Texto seleccionado:
◆ ◆ ◆

En este catálogo podría figurar cualquier fotografía de Kyoichi Sawada. Sus fotos siempre tienen caras. La del soldado moribundo (el coronel Hammon reconocido por sus familiares y compañeros retratado en sus últimos segundos de vida), la de los vietnamitas que acaban de ver morir a sus seres queridos, la de los niños que tratan de escapar al horror, la del chico que, alterando el orden natural como hace la guerra, conforta a una mujer mayor dolorida. Esas caras son las que le dan dimensión humana al asunto, las que ponen en perspectiva el drama.
En 1970 la guerra de Vietnam ya se había expandido a Laos y Camboya. Pidió ser trasladado a este último destino. Fue nombrado jefe de la oficina de la agencia periodística en ese país (quizá sólo era un nombramiento protocolar, sólo para justificar el salario). El 28 de octubre de 1970, junto al periodista Frank Frosch, se dirigía a Phnom Penh. Pero nunca llegaron. Ante la falta de noticias, sus jefes consiguieron que una patrulla saliera a rastrearlos. Unas horas después encontraron el auto de los corresponsales a un costado de la ruta incrustado contra un árbol a una decena de metros del camino. La trompa arruinada, las puertas abiertas. Pero no había nadie adentro. Tampoco rastros de sangre. Las ruedas no tenían pinchaduras y el chasis no tenía ningún orificio de bala. Siguieron buscando y a poca distancia del auto dieron con los cuerpos. Habían sido acribillados desde muy cerca. Tenían más de cincuenta balazos cada uno. Los habían emboscado. Kyoichi Sawada estaba muerto. Tenía 33 años.

◆ ◆ ◆

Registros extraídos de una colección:
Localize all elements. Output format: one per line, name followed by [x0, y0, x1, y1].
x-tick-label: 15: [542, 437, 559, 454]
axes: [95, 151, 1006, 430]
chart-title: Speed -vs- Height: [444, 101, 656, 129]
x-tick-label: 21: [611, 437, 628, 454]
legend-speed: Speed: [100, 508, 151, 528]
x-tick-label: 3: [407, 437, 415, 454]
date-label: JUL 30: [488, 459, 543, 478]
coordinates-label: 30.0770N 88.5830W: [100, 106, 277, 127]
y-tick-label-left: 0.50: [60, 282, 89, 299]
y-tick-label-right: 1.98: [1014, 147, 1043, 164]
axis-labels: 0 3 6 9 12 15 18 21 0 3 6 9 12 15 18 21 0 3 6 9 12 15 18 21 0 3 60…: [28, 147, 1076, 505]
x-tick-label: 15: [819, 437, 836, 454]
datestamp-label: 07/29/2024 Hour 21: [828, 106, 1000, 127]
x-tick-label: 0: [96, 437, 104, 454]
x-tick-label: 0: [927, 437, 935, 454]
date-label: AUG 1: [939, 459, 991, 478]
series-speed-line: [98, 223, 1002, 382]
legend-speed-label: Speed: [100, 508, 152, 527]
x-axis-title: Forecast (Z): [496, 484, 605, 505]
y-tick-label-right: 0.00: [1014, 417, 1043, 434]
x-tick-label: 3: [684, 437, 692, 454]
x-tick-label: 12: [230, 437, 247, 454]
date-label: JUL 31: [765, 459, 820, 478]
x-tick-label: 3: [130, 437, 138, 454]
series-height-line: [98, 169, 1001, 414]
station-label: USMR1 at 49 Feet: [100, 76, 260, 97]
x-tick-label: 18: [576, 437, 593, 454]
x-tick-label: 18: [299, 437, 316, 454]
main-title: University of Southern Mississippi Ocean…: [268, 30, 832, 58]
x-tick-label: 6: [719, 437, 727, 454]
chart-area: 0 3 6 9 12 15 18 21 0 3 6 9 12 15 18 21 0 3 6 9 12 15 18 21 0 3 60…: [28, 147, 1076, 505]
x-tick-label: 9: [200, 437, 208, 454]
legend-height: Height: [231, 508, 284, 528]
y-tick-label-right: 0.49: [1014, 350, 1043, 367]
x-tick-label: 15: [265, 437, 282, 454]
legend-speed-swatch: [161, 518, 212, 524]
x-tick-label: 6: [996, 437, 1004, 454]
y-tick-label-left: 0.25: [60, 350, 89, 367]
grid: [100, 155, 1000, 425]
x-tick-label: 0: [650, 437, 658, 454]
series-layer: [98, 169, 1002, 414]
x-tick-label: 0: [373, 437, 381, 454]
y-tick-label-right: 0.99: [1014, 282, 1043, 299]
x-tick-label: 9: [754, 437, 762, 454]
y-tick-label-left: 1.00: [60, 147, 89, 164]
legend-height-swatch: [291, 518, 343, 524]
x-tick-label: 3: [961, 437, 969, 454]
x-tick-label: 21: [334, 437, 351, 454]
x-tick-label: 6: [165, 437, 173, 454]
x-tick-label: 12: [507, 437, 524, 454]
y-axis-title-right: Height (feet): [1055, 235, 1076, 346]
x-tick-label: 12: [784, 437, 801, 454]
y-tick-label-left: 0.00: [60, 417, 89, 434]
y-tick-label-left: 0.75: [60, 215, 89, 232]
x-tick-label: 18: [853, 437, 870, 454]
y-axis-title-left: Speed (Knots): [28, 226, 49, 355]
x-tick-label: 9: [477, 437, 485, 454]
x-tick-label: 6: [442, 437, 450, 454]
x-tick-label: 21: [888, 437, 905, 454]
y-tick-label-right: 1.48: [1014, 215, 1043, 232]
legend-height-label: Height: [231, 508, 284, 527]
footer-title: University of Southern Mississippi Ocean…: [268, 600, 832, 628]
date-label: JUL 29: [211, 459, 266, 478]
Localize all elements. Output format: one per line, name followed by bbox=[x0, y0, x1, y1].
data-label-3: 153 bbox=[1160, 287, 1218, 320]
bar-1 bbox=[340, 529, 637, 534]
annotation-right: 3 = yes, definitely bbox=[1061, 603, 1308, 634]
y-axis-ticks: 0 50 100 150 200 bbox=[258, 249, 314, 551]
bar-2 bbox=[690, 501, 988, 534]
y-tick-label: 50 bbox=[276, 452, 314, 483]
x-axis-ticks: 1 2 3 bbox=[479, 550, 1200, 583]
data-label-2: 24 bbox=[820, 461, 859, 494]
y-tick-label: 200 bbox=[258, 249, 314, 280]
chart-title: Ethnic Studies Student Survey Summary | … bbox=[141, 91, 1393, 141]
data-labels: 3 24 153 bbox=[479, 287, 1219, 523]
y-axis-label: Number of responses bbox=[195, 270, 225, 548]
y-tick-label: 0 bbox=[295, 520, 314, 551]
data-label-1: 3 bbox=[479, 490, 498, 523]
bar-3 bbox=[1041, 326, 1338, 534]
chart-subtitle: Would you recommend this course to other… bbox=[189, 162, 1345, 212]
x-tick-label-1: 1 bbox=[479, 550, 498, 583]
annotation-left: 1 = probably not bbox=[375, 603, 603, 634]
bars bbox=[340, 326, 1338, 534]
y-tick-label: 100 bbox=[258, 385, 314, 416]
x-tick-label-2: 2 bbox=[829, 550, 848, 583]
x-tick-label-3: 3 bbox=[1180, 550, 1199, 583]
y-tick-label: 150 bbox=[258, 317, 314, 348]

◆ ◆ ◆

Qué se pide: Según el texto seleccionado, ¿qué edad tenía Kyoichi Sawada cuando murió?

Resultado: Tenía 33 años.